THE PROBLEM:
Leave out every picture, then transcribe the rest of the listing exactly.

Rows from a figure dataset
* START *
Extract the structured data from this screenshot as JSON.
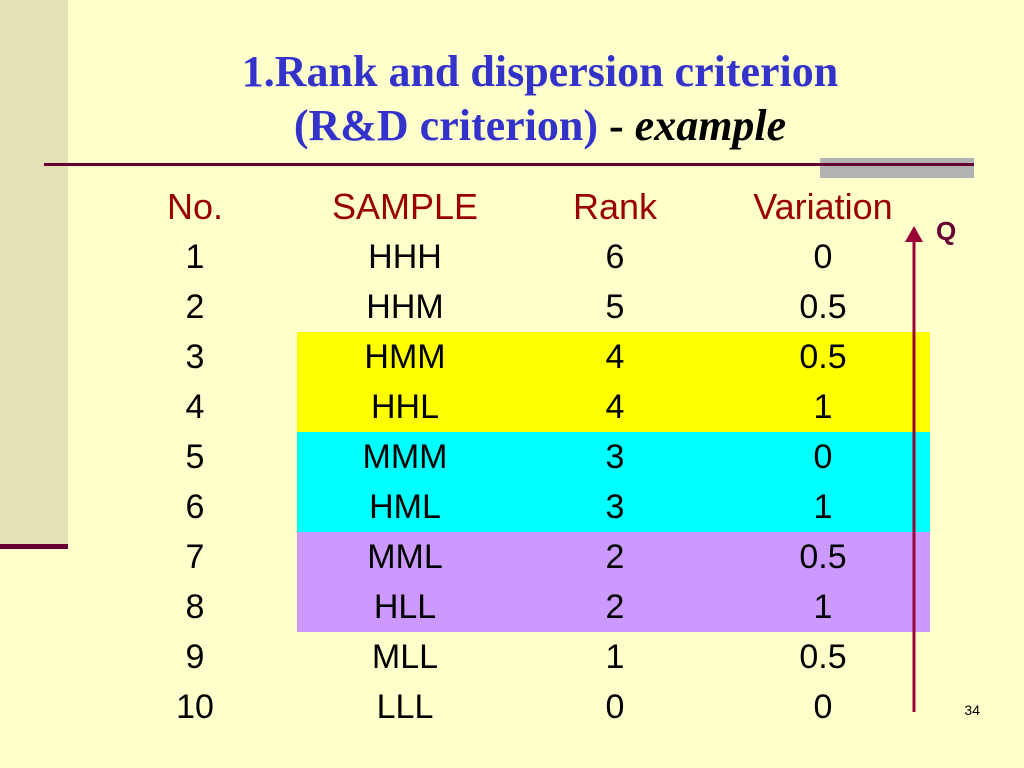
{
  "title": {
    "line1": "1.Rank and dispersion criterion",
    "line2": "(R&D criterion)",
    "dash": " - ",
    "emphasis": "example"
  },
  "table": {
    "headers": [
      "No.",
      "SAMPLE",
      "Rank",
      "Variation"
    ],
    "rows": [
      [
        "1",
        "HHH",
        "6",
        "0"
      ],
      [
        "2",
        "HHM",
        "5",
        "0.5"
      ],
      [
        "3",
        "HMM",
        "4",
        "0.5"
      ],
      [
        "4",
        "HHL",
        "4",
        "1"
      ],
      [
        "5",
        "MMM",
        "3",
        "0"
      ],
      [
        "6",
        "HML",
        "3",
        "1"
      ],
      [
        "7",
        "MML",
        "2",
        "0.5"
      ],
      [
        "8",
        "HLL",
        "2",
        "1"
      ],
      [
        "9",
        "MLL",
        "1",
        "0.5"
      ],
      [
        "10",
        "LLL",
        "0",
        "0"
      ]
    ]
  },
  "highlights": [
    {
      "rows": [
        3,
        4
      ],
      "color": "#FFFF00"
    },
    {
      "rows": [
        5,
        6
      ],
      "color": "#00FFFF"
    },
    {
      "rows": [
        7,
        8
      ],
      "color": "#CC99FF"
    }
  ],
  "axis_label": "Q",
  "slide_number": "34",
  "colors": {
    "background": "#FFFFCC",
    "title": "#3333CC",
    "header": "#990000",
    "accent": "#660033"
  }
}
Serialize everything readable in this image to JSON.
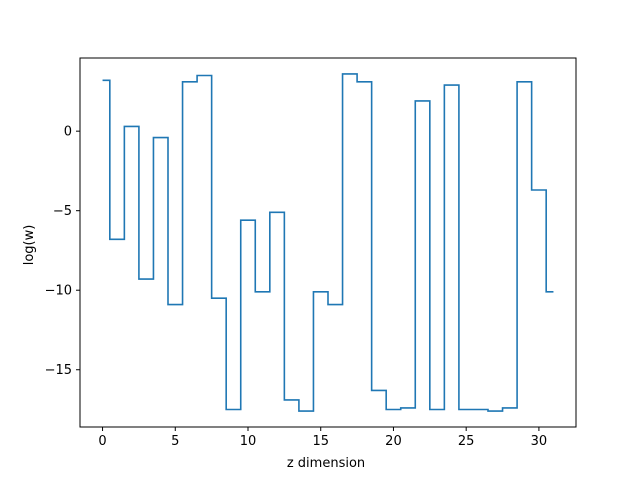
{
  "chart_data": {
    "type": "line",
    "drawstyle": "steps-mid",
    "title": "",
    "xlabel": "z dimension",
    "ylabel": "log(w)",
    "xlim": [
      -1.55,
      32.55
    ],
    "ylim": [
      -18.6,
      4.6
    ],
    "xticks": [
      0,
      5,
      10,
      15,
      20,
      25,
      30
    ],
    "yticks": [
      -15,
      -10,
      -5,
      0
    ],
    "ytick_labels": [
      "−15",
      "−10",
      "−5",
      "0"
    ],
    "grid": false,
    "legend": "none",
    "line_color": "#1f77b4",
    "x": [
      0,
      1,
      2,
      3,
      4,
      5,
      6,
      7,
      8,
      9,
      10,
      11,
      12,
      13,
      14,
      15,
      16,
      17,
      18,
      19,
      20,
      21,
      22,
      23,
      24,
      25,
      26,
      27,
      28,
      29,
      30,
      31
    ],
    "y": [
      3.2,
      -6.8,
      0.3,
      -9.3,
      -0.4,
      -10.9,
      3.1,
      3.5,
      -10.5,
      -17.5,
      -5.6,
      -10.1,
      -5.1,
      -16.9,
      -17.6,
      -10.1,
      -10.9,
      3.6,
      3.1,
      -16.3,
      -17.5,
      -17.4,
      1.9,
      -17.5,
      2.9,
      -17.5,
      -17.5,
      -17.6,
      -17.4,
      3.1,
      -3.7,
      -10.1
    ]
  }
}
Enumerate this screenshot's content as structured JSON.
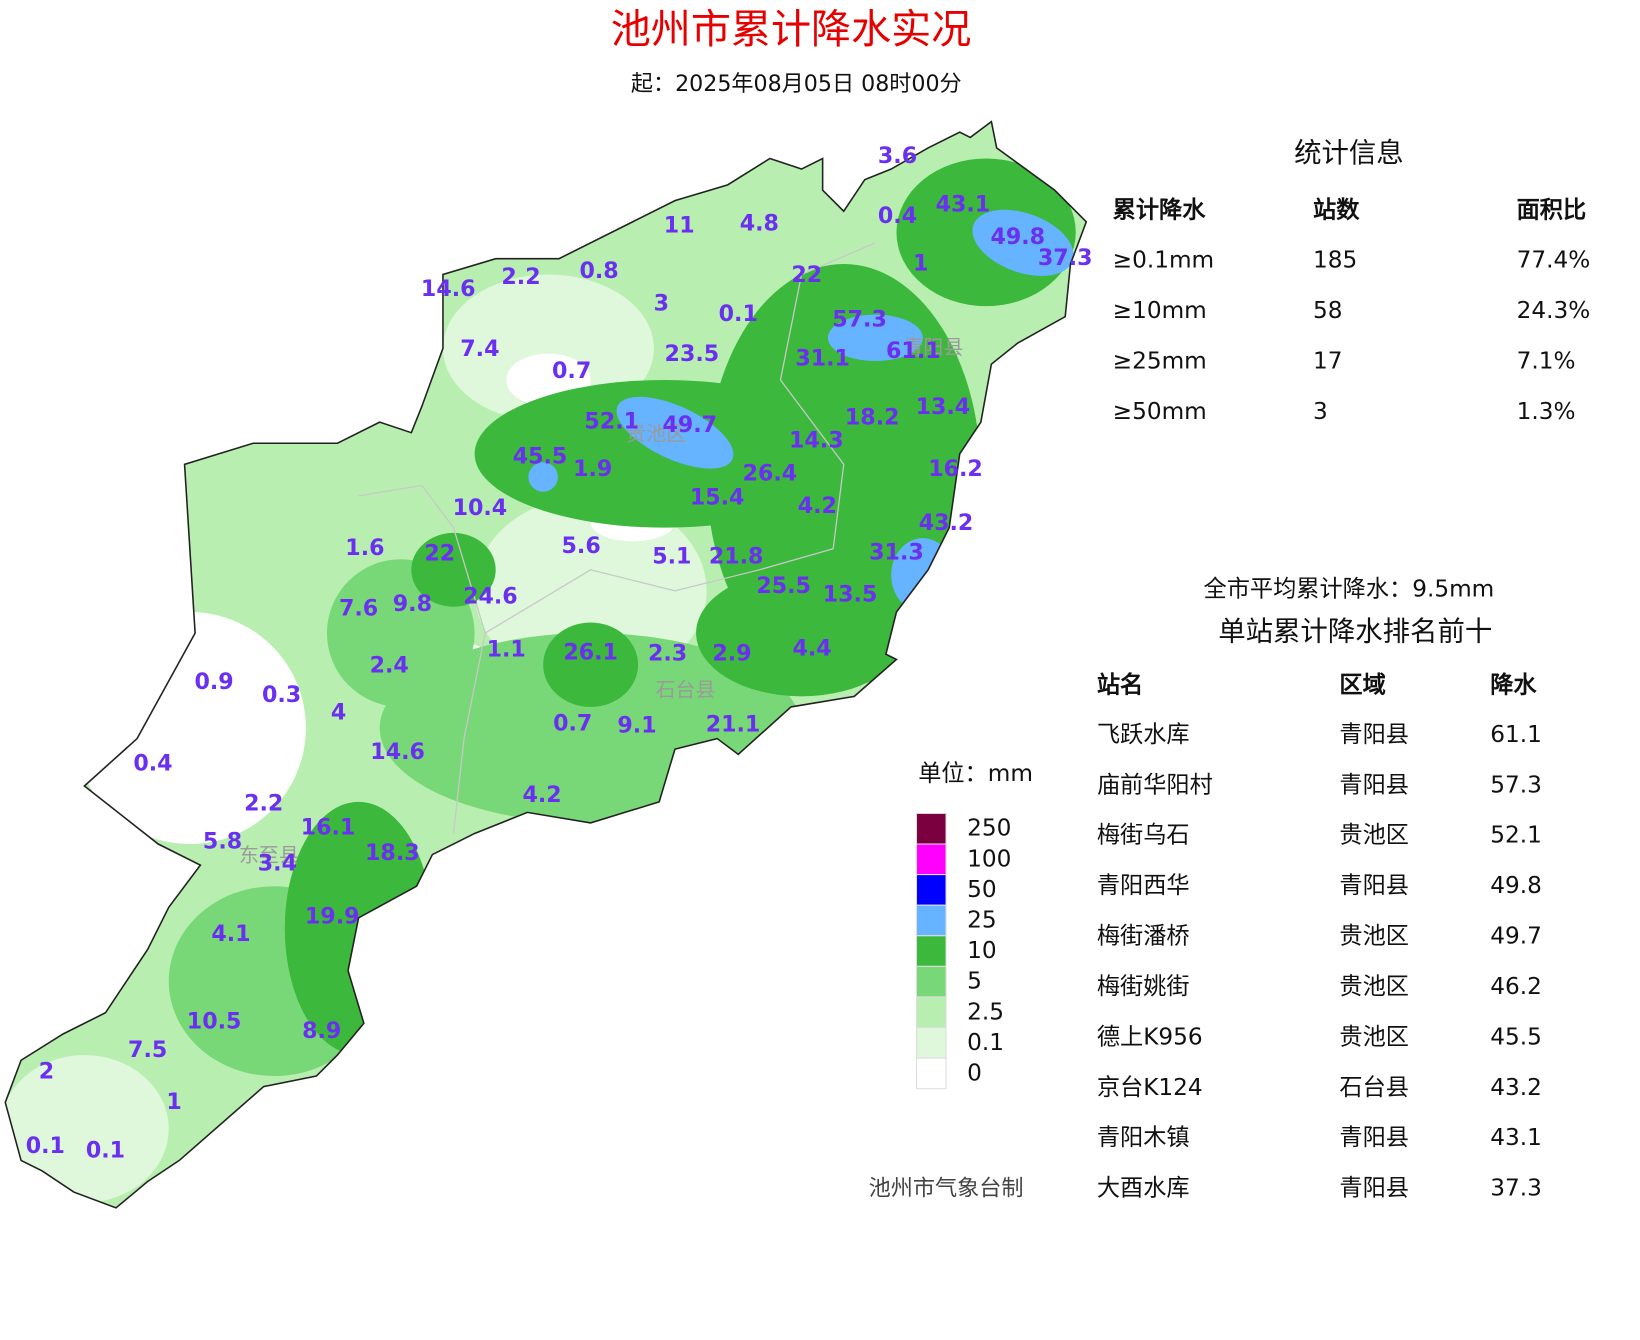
{
  "header": {
    "title": "池州市累计降水实况",
    "subtitle": "起：2025年08月05日 08时00分"
  },
  "map": {
    "district_labels": [
      "贵池区",
      "石台县",
      "东至县",
      "青阳县"
    ],
    "station_values": [
      3.6,
      43.1,
      0.4,
      49.8,
      37.3,
      1,
      11,
      4.8,
      14.6,
      2.2,
      0.8,
      22,
      3,
      0.1,
      57.3,
      61.1,
      7.4,
      0.7,
      23.5,
      31.1,
      13.4,
      18.2,
      52.1,
      49.7,
      14.3,
      45.5,
      1.9,
      26.4,
      16.2,
      15.4,
      10.4,
      4.2,
      43.2,
      1.6,
      22,
      5.6,
      5.1,
      21.8,
      31.3,
      25.5,
      13.5,
      7.6,
      9.8,
      24.6,
      2.4,
      1.1,
      26.1,
      2.3,
      2.9,
      4.4,
      0.9,
      0.3,
      4,
      0.7,
      9.1,
      21.1,
      14.6,
      0.4,
      4.2,
      2.2,
      16.1,
      5.8,
      18.3,
      3.4,
      19.9,
      4.1,
      10.5,
      8.9,
      7.5,
      2,
      1,
      0.1,
      0.1
    ]
  },
  "legend": {
    "title": "单位：mm",
    "levels": [
      {
        "value": 250,
        "color": "#7a0040"
      },
      {
        "value": 100,
        "color": "#ff00ff"
      },
      {
        "value": 50,
        "color": "#0000ff"
      },
      {
        "value": 25,
        "color": "#66b3ff"
      },
      {
        "value": 10,
        "color": "#3cb83c"
      },
      {
        "value": 5,
        "color": "#78d878"
      },
      {
        "value": 2.5,
        "color": "#b8efb0"
      },
      {
        "value": 0.1,
        "color": "#dff7db"
      },
      {
        "value": 0,
        "color": "#ffffff"
      }
    ]
  },
  "credit": "池州市气象台制",
  "stats": {
    "title": "统计信息",
    "columns": [
      "累计降水",
      "站数",
      "面积比"
    ],
    "rows": [
      [
        "≥0.1mm",
        "185",
        "77.4%"
      ],
      [
        "≥10mm",
        "58",
        "24.3%"
      ],
      [
        "≥25mm",
        "17",
        "7.1%"
      ],
      [
        "≥50mm",
        "3",
        "1.3%"
      ]
    ]
  },
  "average": "全市平均累计降水：9.5mm",
  "ranking": {
    "title": "单站累计降水排名前十",
    "columns": [
      "站名",
      "区域",
      "降水"
    ],
    "rows": [
      [
        "飞跃水库",
        "青阳县",
        "61.1"
      ],
      [
        "庙前华阳村",
        "青阳县",
        "57.3"
      ],
      [
        "梅街乌石",
        "贵池区",
        "52.1"
      ],
      [
        "青阳西华",
        "青阳县",
        "49.8"
      ],
      [
        "梅街潘桥",
        "贵池区",
        "49.7"
      ],
      [
        "梅街姚街",
        "贵池区",
        "46.2"
      ],
      [
        "德上K956",
        "贵池区",
        "45.5"
      ],
      [
        "京台K124",
        "石台县",
        "43.2"
      ],
      [
        "青阳木镇",
        "青阳县",
        "43.1"
      ],
      [
        "大酉水库",
        "青阳县",
        "37.3"
      ]
    ]
  }
}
* END *
FINAL ANSWER:
Extract the structured data from this screenshot as JSON.
{
  "title": {
    "line1": "1.Rank and dispersion criterion",
    "line2": "(R&D criterion)",
    "dash": " - ",
    "emphasis": "example"
  },
  "table": {
    "headers": [
      "No.",
      "SAMPLE",
      "Rank",
      "Variation"
    ],
    "rows": [
      [
        "1",
        "HHH",
        "6",
        "0"
      ],
      [
        "2",
        "HHM",
        "5",
        "0.5"
      ],
      [
        "3",
        "HMM",
        "4",
        "0.5"
      ],
      [
        "4",
        "HHL",
        "4",
        "1"
      ],
      [
        "5",
        "MMM",
        "3",
        "0"
      ],
      [
        "6",
        "HML",
        "3",
        "1"
      ],
      [
        "7",
        "MML",
        "2",
        "0.5"
      ],
      [
        "8",
        "HLL",
        "2",
        "1"
      ],
      [
        "9",
        "MLL",
        "1",
        "0.5"
      ],
      [
        "10",
        "LLL",
        "0",
        "0"
      ]
    ]
  },
  "highlights": [
    {
      "rows": [
        3,
        4
      ],
      "color": "#FFFF00"
    },
    {
      "rows": [
        5,
        6
      ],
      "color": "#00FFFF"
    },
    {
      "rows": [
        7,
        8
      ],
      "color": "#CC99FF"
    }
  ],
  "axis_label": "Q",
  "slide_number": "34",
  "colors": {
    "background": "#FFFFCC",
    "title": "#3333CC",
    "header": "#990000",
    "accent": "#660033"
  }
}
Serialize everything readable in this image to JSON.
{
  "chart_data": {
    "type": "line",
    "drawstyle": "steps-mid",
    "title": "",
    "xlabel": "z dimension",
    "ylabel": "log(w)",
    "xlim": [
      -1.55,
      32.55
    ],
    "ylim": [
      -18.6,
      4.6
    ],
    "xticks": [
      0,
      5,
      10,
      15,
      20,
      25,
      30
    ],
    "yticks": [
      -15,
      -10,
      -5,
      0
    ],
    "ytick_labels": [
      "−15",
      "−10",
      "−5",
      "0"
    ],
    "grid": false,
    "legend": "none",
    "line_color": "#1f77b4",
    "x": [
      0,
      1,
      2,
      3,
      4,
      5,
      6,
      7,
      8,
      9,
      10,
      11,
      12,
      13,
      14,
      15,
      16,
      17,
      18,
      19,
      20,
      21,
      22,
      23,
      24,
      25,
      26,
      27,
      28,
      29,
      30,
      31
    ],
    "y": [
      3.2,
      -6.8,
      0.3,
      -9.3,
      -0.4,
      -10.9,
      3.1,
      3.5,
      -10.5,
      -17.5,
      -5.6,
      -10.1,
      -5.1,
      -16.9,
      -17.6,
      -10.1,
      -10.9,
      3.6,
      3.1,
      -16.3,
      -17.5,
      -17.4,
      1.9,
      -17.5,
      2.9,
      -17.5,
      -17.5,
      -17.6,
      -17.4,
      3.1,
      -3.7,
      -10.1
    ]
  }
}
Enumerate this screenshot's content as structured JSON.
{
  "header": {
    "title": "池州市累计降水实况",
    "subtitle": "起：2025年08月05日 08时00分"
  },
  "map": {
    "district_labels": [
      "贵池区",
      "石台县",
      "东至县",
      "青阳县"
    ],
    "station_values": [
      3.6,
      43.1,
      0.4,
      49.8,
      37.3,
      1,
      11,
      4.8,
      14.6,
      2.2,
      0.8,
      22,
      3,
      0.1,
      57.3,
      61.1,
      7.4,
      0.7,
      23.5,
      31.1,
      13.4,
      18.2,
      52.1,
      49.7,
      14.3,
      45.5,
      1.9,
      26.4,
      16.2,
      15.4,
      10.4,
      4.2,
      43.2,
      1.6,
      22,
      5.6,
      5.1,
      21.8,
      31.3,
      25.5,
      13.5,
      7.6,
      9.8,
      24.6,
      2.4,
      1.1,
      26.1,
      2.3,
      2.9,
      4.4,
      0.9,
      0.3,
      4,
      0.7,
      9.1,
      21.1,
      14.6,
      0.4,
      4.2,
      2.2,
      16.1,
      5.8,
      18.3,
      3.4,
      19.9,
      4.1,
      10.5,
      8.9,
      7.5,
      2,
      1,
      0.1,
      0.1
    ]
  },
  "legend": {
    "title": "单位：mm",
    "levels": [
      {
        "value": 250,
        "color": "#7a0040"
      },
      {
        "value": 100,
        "color": "#ff00ff"
      },
      {
        "value": 50,
        "color": "#0000ff"
      },
      {
        "value": 25,
        "color": "#66b3ff"
      },
      {
        "value": 10,
        "color": "#3cb83c"
      },
      {
        "value": 5,
        "color": "#78d878"
      },
      {
        "value": 2.5,
        "color": "#b8efb0"
      },
      {
        "value": 0.1,
        "color": "#dff7db"
      },
      {
        "value": 0,
        "color": "#ffffff"
      }
    ]
  },
  "credit": "池州市气象台制",
  "stats": {
    "title": "统计信息",
    "columns": [
      "累计降水",
      "站数",
      "面积比"
    ],
    "rows": [
      [
        "≥0.1mm",
        "185",
        "77.4%"
      ],
      [
        "≥10mm",
        "58",
        "24.3%"
      ],
      [
        "≥25mm",
        "17",
        "7.1%"
      ],
      [
        "≥50mm",
        "3",
        "1.3%"
      ]
    ]
  },
  "average": "全市平均累计降水：9.5mm",
  "ranking": {
    "title": "单站累计降水排名前十",
    "columns": [
      "站名",
      "区域",
      "降水"
    ],
    "rows": [
      [
        "飞跃水库",
        "青阳县",
        "61.1"
      ],
      [
        "庙前华阳村",
        "青阳县",
        "57.3"
      ],
      [
        "梅街乌石",
        "贵池区",
        "52.1"
      ],
      [
        "青阳西华",
        "青阳县",
        "49.8"
      ],
      [
        "梅街潘桥",
        "贵池区",
        "49.7"
      ],
      [
        "梅街姚街",
        "贵池区",
        "46.2"
      ],
      [
        "德上K956",
        "贵池区",
        "45.5"
      ],
      [
        "京台K124",
        "石台县",
        "43.2"
      ],
      [
        "青阳木镇",
        "青阳县",
        "43.1"
      ],
      [
        "大酉水库",
        "青阳县",
        "37.3"
      ]
    ]
  }
}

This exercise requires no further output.